Records from a dataset

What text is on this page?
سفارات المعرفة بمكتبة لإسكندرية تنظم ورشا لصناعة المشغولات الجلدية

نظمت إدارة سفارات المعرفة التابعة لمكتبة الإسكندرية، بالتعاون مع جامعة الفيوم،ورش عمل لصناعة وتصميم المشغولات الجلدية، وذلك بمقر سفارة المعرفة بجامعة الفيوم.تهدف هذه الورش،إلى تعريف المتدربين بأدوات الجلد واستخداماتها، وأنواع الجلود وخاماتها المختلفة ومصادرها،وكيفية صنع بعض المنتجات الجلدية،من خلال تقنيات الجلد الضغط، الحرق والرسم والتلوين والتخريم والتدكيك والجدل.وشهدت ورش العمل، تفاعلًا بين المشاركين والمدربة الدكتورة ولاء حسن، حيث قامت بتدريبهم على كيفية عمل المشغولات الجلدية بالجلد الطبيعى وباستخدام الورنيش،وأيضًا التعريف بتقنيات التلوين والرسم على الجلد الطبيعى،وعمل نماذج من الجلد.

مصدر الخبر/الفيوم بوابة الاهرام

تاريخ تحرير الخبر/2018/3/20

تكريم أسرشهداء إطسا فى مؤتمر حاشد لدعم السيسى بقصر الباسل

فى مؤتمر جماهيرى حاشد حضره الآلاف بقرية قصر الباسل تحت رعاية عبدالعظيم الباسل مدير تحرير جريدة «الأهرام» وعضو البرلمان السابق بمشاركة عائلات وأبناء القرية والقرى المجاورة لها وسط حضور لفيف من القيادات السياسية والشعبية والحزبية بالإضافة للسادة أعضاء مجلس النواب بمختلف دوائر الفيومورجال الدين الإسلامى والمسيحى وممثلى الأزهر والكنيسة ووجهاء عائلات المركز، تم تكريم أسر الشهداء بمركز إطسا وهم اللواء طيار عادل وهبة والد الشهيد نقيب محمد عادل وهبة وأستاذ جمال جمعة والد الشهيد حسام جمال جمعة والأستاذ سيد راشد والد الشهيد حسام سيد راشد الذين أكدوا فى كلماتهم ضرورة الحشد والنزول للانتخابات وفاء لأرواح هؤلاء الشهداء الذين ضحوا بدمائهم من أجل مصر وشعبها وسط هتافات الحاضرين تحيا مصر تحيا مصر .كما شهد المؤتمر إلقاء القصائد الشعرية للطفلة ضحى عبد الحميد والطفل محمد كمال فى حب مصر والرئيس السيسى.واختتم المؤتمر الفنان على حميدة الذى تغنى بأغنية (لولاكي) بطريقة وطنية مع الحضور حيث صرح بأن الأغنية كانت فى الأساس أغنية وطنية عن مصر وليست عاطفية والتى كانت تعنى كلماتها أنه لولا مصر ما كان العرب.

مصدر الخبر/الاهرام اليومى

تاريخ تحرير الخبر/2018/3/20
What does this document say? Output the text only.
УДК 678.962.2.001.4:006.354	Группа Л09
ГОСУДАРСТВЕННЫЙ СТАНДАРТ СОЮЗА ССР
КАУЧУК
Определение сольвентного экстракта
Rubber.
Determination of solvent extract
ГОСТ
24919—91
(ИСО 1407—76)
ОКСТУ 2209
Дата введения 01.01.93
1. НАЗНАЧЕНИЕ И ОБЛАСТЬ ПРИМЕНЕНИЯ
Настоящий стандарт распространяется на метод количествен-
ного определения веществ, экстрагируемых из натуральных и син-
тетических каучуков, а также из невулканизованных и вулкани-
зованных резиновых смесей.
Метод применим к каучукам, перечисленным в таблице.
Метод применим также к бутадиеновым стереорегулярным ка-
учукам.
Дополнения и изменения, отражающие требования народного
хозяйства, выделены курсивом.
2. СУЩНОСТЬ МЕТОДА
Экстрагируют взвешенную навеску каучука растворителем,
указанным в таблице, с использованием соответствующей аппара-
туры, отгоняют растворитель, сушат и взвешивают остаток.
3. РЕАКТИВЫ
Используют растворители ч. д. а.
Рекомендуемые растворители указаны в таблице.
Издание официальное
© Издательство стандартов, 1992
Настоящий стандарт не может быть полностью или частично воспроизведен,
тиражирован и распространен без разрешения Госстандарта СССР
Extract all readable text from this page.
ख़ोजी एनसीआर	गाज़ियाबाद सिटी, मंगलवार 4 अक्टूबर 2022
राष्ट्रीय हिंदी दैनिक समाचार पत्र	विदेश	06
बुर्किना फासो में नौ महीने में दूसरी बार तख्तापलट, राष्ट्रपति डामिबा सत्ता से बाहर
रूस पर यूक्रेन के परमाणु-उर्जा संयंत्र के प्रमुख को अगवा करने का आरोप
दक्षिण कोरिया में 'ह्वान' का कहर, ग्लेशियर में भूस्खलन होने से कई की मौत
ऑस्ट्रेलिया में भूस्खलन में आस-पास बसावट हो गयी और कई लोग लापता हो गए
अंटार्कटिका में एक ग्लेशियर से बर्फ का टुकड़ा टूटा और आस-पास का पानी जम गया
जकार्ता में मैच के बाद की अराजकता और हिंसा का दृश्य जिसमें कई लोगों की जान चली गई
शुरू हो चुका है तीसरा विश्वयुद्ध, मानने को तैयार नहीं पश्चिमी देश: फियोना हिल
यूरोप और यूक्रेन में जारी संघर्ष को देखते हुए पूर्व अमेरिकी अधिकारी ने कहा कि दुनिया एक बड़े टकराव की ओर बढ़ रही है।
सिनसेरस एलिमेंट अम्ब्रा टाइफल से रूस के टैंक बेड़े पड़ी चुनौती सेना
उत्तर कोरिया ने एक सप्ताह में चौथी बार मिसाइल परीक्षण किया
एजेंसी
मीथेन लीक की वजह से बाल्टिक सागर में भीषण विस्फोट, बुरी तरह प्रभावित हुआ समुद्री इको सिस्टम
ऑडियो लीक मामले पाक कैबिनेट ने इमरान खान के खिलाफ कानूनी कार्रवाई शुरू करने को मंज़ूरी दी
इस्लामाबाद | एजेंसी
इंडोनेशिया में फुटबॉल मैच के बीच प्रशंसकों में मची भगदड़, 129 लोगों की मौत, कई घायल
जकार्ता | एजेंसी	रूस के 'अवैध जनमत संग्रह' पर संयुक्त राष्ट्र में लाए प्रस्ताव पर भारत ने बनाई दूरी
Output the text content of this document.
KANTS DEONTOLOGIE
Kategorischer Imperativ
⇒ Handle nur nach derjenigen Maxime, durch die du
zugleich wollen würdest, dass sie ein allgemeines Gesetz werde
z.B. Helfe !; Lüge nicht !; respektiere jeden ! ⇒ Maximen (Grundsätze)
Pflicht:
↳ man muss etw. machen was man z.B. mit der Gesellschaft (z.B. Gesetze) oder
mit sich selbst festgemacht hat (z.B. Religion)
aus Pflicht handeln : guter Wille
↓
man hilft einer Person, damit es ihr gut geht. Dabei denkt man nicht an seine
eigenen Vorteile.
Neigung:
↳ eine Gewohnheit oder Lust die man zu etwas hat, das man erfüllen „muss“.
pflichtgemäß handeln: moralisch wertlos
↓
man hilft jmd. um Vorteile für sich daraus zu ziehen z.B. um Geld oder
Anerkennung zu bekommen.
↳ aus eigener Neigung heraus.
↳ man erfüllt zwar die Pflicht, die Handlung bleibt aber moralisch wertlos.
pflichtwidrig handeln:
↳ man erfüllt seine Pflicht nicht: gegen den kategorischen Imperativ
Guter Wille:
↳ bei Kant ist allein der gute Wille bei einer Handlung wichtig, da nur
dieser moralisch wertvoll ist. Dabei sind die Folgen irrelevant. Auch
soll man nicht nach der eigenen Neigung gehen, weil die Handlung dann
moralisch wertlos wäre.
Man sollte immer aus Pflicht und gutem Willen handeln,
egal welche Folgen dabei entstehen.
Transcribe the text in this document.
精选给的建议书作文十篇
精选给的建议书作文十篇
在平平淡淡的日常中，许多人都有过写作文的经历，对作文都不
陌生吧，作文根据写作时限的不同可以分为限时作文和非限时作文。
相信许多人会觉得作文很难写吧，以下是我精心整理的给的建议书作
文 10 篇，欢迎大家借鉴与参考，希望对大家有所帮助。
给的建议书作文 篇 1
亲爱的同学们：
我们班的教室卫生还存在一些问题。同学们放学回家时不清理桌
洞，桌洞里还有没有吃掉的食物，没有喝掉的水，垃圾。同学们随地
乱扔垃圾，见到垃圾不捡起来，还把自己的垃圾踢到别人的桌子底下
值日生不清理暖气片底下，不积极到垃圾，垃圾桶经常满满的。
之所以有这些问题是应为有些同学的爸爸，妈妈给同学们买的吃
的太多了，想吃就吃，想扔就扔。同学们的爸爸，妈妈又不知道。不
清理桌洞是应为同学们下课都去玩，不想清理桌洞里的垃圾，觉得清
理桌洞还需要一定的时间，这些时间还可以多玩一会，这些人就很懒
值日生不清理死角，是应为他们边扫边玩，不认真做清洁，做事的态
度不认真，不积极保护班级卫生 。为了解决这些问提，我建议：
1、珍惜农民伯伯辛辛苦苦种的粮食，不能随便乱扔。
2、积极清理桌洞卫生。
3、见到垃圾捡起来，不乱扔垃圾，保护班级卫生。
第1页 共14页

What is asked — Copy exactly the lines from the one containing "Transcribe the text in this document." through the last line of the records, both included, and nothing else.

Final result —
Transcribe the text in this document.
精选给的建议书作文十篇
精选给的建议书作文十篇
在平平淡淡的日常中，许多人都有过写作文的经历，对作文都不
陌生吧，作文根据写作时限的不同可以分为限时作文和非限时作文。
相信许多人会觉得作文很难写吧，以下是我精心整理的给的建议书作
文 10 篇，欢迎大家借鉴与参考，希望对大家有所帮助。
给的建议书作文 篇 1
亲爱的同学们：
我们班的教室卫生还存在一些问题。同学们放学回家时不清理桌
洞，桌洞里还有没有吃掉的食物，没有喝掉的水，垃圾。同学们随地
乱扔垃圾，见到垃圾不捡起来，还把自己的垃圾踢到别人的桌子底下
值日生不清理暖气片底下，不积极到垃圾，垃圾桶经常满满的。
之所以有这些问题是应为有些同学的爸爸，妈妈给同学们买的吃
的太多了，想吃就吃，想扔就扔。同学们的爸爸，妈妈又不知道。不
清理桌洞是应为同学们下课都去玩，不想清理桌洞里的垃圾，觉得清
理桌洞还需要一定的时间，这些时间还可以多玩一会，这些人就很懒
值日生不清理死角，是应为他们边扫边玩，不认真做清洁，做事的态
度不认真，不积极保护班级卫生 。为了解决这些问提，我建议：
1、珍惜农民伯伯辛辛苦苦种的粮食，不能随便乱扔。
2、积极清理桌洞卫生。
3、见到垃圾捡起来，不乱扔垃圾，保护班级卫生。
第1页 共14页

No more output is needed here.